::: GIVEN INFORMATION

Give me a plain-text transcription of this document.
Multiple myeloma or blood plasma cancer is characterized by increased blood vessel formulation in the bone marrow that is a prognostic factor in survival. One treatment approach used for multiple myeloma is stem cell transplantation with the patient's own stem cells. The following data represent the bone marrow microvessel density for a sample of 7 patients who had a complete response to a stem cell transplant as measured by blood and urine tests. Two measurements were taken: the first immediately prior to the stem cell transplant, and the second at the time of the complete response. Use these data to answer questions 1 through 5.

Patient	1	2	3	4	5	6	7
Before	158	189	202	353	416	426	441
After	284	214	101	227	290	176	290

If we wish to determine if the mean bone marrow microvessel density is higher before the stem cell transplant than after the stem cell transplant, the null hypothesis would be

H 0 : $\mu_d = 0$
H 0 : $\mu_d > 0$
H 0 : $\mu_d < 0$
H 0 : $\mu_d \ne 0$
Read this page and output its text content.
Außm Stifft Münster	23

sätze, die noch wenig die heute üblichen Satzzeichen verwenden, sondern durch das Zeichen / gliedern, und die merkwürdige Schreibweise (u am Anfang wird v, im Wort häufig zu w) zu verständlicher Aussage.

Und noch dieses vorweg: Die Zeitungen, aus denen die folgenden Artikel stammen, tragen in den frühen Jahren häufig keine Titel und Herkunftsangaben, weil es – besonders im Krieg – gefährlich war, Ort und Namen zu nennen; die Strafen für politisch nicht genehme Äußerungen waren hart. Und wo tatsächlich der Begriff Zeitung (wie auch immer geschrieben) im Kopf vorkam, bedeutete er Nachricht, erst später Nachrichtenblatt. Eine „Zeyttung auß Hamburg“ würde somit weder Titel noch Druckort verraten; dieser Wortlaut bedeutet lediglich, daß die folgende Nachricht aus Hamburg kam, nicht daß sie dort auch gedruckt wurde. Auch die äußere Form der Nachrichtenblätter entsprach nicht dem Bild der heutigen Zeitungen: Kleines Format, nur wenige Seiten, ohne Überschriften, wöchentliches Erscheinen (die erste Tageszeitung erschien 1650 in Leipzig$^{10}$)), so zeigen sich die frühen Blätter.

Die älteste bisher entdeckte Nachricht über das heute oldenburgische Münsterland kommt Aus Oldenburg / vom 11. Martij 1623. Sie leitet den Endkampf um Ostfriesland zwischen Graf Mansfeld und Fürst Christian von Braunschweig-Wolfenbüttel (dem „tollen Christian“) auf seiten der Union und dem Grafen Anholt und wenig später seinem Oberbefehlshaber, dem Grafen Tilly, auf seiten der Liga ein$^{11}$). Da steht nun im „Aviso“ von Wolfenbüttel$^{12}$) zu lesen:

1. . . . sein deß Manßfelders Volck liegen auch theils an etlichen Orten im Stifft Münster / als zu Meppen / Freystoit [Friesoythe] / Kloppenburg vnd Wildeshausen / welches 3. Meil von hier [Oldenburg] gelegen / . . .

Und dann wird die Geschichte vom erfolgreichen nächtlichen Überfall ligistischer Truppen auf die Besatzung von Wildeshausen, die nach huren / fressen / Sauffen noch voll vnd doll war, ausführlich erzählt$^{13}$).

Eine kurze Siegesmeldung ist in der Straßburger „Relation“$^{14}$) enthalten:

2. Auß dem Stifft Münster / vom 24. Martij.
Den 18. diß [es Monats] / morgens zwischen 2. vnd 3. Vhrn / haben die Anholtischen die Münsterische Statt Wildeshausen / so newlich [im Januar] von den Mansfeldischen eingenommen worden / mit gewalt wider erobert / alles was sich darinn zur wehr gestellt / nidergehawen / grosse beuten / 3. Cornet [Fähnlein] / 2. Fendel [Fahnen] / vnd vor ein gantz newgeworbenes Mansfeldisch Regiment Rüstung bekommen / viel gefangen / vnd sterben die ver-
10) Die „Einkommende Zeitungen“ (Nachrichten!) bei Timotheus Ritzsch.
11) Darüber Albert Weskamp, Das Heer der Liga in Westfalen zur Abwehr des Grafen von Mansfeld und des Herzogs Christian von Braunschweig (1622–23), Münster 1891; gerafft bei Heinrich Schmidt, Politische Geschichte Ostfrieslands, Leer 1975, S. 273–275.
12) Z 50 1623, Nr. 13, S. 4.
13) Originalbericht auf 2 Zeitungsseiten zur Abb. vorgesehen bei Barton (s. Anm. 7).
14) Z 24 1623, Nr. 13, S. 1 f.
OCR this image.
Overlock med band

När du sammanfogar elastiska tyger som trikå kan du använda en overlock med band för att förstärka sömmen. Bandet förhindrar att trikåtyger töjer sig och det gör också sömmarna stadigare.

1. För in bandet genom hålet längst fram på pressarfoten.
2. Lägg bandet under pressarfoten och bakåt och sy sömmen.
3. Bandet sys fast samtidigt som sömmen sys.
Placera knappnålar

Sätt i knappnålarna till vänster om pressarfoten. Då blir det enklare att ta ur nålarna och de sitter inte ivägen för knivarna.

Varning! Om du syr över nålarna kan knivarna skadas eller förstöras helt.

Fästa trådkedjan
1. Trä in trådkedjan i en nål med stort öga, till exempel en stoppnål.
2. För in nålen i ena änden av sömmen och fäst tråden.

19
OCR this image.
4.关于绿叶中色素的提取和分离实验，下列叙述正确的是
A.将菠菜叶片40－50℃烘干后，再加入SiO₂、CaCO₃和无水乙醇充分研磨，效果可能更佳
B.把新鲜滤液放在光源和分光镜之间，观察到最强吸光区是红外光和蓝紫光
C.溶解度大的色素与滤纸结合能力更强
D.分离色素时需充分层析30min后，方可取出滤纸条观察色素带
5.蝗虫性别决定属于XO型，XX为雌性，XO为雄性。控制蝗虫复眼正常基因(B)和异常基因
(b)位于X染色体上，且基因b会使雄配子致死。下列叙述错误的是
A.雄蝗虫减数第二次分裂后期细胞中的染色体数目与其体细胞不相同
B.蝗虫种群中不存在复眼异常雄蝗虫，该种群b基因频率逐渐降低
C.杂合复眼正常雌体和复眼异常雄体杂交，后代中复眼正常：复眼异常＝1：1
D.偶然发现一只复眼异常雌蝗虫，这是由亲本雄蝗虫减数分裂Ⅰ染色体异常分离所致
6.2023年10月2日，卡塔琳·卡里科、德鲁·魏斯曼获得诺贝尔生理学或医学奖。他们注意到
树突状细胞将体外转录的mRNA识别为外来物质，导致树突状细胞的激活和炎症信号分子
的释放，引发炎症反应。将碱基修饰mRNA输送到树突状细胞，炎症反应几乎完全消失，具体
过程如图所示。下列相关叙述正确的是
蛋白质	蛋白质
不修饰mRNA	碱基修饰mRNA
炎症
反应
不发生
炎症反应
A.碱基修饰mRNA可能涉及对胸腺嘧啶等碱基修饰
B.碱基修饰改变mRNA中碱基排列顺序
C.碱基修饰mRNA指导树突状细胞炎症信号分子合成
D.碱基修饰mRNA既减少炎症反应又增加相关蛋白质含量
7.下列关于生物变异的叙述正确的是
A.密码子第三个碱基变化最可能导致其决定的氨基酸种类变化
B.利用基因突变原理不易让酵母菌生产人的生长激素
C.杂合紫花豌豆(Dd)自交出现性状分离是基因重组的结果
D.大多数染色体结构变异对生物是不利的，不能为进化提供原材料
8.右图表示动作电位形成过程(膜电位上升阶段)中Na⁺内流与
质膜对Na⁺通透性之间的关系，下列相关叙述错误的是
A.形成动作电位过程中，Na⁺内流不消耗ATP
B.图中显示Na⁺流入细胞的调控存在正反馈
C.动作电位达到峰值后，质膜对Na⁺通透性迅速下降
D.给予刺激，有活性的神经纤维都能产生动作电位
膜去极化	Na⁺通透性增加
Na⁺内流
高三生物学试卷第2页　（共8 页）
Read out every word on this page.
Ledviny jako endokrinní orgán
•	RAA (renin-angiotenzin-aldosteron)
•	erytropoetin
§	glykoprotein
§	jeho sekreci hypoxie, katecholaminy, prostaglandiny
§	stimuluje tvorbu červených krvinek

::::::

**TASK ITEM**
Which lines of the records above contain the word "page"? Report each one in full.

**REPLY TO THE EXERCISE**
Read this page and output its text content.
Read out every word on this page.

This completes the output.